Dheeraj after his arrest on Thursday. (Express Photo)Hire a cab, murder the driver, dump his body — only to steal the vehicle and sell it in the grey market, mostly in Nepal. This is how a gang of four, which gained notoriety between 1999 and 2001 after a spate of murders on the Delhi-Jaipur highway, operated. Even as two members — Dhirendra Tomar and Dilip Negi — were initially arrested, two others — Dheeraj Tomar, Dhirendra’s brother, and Ajay Lamba — had managed to stay under the police radar for nearly 25 years. Dhirendra too jumped parole in 2011.
This year, however, Delhi Police managed to put all three gang members behind bars. The latest breakthrough was the arrest of Dheeraj on Thursday. He was allegedly living under a fake identity since his brother was first arrested. Officers said he pretended to be his cousin who never was — Raj Singh.
On October 1, 2007, Dhirendra and Dilip — following their arrest — were convicted and sentenced to rigorous life imprisonment by a Delhi court. “The gang members would reach a taxi stand and ask the driver to take them to a specific destination. On the way, they would drug him using chloroform, strangle him, and throw the body into a valley or sometimes a drain (depending on the location). The gang would then sell the stolen cars in Nepal,” a senior police officer said.
Dheeraj and Lamba were declared proclaimed offenders after Dhirendra allegedly told police that he knew nothing about the whereabouts of his brother. Since 2003, police had questioned multiple members of the Tomar family, who hail from Bareilly region of Uttar Pradesh. One of them was Raj Singh, who identified himself as Dheeraj and Dhirendra’s cousin.
Raj was the same age as Dheeraj, and said he was the son of Hari Singh, Dheeraj’s paternal uncle. “Raj told the police that Dheeraj and him haven’t met since 2001. He even said that he doesn’t know whether Dheeraj is alive or not,” a police officer said.
━━━
* [Task 1]
Answer these questions from the highway gang report:
(a) Between which years did the gang gain notoriety?
(b) On what date were Dhirendra and Dilip convicted?
(c) Which region does the Tomar family hail from?
* [Task 2] Please output the stretch of the highway gang report from "This year, however, Delhi" through "was — Raj Singh.", copied word for word.
* [Task 3] Go on with the highway gang report from the point where it stops.
You will not need the records.
━━━
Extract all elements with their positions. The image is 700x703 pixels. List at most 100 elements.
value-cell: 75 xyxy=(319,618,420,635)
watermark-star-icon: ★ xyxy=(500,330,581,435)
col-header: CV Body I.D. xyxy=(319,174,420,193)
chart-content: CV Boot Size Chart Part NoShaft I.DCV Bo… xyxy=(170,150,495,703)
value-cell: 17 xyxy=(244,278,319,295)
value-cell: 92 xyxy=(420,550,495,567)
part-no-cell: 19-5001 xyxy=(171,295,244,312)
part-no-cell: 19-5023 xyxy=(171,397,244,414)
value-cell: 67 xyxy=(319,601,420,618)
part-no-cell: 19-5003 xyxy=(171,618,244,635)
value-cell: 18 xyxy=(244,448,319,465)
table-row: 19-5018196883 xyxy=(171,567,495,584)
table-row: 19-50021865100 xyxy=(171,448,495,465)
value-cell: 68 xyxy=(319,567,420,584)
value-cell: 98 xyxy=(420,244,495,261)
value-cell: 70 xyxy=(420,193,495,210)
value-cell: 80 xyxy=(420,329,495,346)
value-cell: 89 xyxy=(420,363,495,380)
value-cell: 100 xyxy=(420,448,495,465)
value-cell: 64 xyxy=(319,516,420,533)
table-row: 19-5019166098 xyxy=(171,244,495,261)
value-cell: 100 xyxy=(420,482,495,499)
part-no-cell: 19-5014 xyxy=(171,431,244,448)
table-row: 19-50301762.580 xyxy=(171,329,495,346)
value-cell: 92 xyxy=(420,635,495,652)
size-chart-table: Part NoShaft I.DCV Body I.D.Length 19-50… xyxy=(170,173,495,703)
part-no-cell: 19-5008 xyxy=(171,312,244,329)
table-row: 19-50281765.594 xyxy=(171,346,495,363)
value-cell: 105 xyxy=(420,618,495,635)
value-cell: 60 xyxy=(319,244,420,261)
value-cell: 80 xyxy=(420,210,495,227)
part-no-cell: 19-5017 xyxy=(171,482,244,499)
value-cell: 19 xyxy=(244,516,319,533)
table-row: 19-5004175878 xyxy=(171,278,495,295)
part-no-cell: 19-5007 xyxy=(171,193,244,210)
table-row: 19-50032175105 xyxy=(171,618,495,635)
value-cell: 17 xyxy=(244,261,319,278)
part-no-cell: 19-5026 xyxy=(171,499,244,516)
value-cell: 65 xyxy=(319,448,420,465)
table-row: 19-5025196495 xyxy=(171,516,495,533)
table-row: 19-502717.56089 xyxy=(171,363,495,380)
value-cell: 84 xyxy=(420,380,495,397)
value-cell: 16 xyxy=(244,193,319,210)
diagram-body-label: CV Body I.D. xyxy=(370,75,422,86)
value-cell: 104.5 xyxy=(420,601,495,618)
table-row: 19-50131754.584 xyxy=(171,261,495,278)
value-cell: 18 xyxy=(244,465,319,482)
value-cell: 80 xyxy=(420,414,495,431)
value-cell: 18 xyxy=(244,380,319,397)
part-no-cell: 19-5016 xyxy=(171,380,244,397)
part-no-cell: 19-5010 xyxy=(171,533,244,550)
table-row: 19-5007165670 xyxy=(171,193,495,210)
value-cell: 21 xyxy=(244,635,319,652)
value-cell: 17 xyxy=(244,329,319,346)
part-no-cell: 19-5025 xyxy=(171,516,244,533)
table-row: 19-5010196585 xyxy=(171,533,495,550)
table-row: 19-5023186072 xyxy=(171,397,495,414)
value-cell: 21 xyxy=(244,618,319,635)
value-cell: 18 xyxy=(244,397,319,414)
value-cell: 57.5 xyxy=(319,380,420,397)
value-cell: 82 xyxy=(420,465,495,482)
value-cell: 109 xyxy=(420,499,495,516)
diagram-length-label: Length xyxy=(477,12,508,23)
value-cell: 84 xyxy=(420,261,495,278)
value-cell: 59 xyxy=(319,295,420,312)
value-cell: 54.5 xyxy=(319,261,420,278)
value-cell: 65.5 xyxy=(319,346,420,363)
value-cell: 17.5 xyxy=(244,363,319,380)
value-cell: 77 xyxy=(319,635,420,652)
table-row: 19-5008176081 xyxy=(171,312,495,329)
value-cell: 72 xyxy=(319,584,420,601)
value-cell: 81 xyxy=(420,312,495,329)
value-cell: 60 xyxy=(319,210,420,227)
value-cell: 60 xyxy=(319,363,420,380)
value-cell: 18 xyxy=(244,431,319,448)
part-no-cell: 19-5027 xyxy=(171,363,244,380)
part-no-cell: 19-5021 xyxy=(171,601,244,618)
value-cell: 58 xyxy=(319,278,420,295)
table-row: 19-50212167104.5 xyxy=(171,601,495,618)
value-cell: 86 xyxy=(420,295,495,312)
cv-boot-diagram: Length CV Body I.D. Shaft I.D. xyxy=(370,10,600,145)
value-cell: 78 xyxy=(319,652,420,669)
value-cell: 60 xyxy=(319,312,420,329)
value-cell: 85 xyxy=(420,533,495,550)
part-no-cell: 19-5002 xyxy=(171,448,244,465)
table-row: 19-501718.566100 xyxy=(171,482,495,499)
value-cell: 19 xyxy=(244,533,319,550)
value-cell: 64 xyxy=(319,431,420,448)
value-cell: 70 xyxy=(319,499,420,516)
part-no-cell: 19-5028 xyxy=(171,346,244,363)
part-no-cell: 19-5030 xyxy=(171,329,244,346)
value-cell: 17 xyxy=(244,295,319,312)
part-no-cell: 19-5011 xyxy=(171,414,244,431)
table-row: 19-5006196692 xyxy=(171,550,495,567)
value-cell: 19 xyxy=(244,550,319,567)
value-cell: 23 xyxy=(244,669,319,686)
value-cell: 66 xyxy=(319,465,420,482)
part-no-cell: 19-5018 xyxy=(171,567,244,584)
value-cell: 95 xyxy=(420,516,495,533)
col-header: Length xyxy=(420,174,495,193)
━━━
* [Answer 1]
(a) Between 1999 and 2001.
(b) October 1, 2007.
(c) The Bareilly region of Uttar Pradesh.

* [Answer 2]
This year, however, Delhi Police managed to put all three gang members behind bars. The latest breakthrough was the arrest of Dheeraj on Thursday. He was allegedly living under a fake identity since his brother was first arrested. Officers said he pretended to be his cousin who never was — Raj Singh.

* [Answer 3]
Earlier this year, Inspector Rakesh Sharma of the Crime Branch, took over the case along with his team. He then noticed something odd — Raj Singh had no mention in the records of the Tomar family before 2003.
Officers said Raj also used to visit Dhirendra in jail, along with Dhirendra’s mother. But that was till 2011 when Dhirendra was granted a month’s parole on November 3, and never returned.
On May 25, the first breakthrough came for Inspector Sharma’s team when Dhirendra Tomar was arrested again from Bareilly. “He had assumed a new identity as ‘Rajan’ and was living with his wife. He had been working as a driver at a relative’s house in Ekta Nagar in Bareilly,” a police officer said.
In the first week of July, Lamba was arrested by Inspector Sharma’s team — not in an elaborate chase, but moments after stepping out of Patiala House Court, where he had appeared for a hearing in a 2021 narcotics case registered by the Sagarpur police. “But tracing Dheeraj was becoming increasingly difficult,” the officer added.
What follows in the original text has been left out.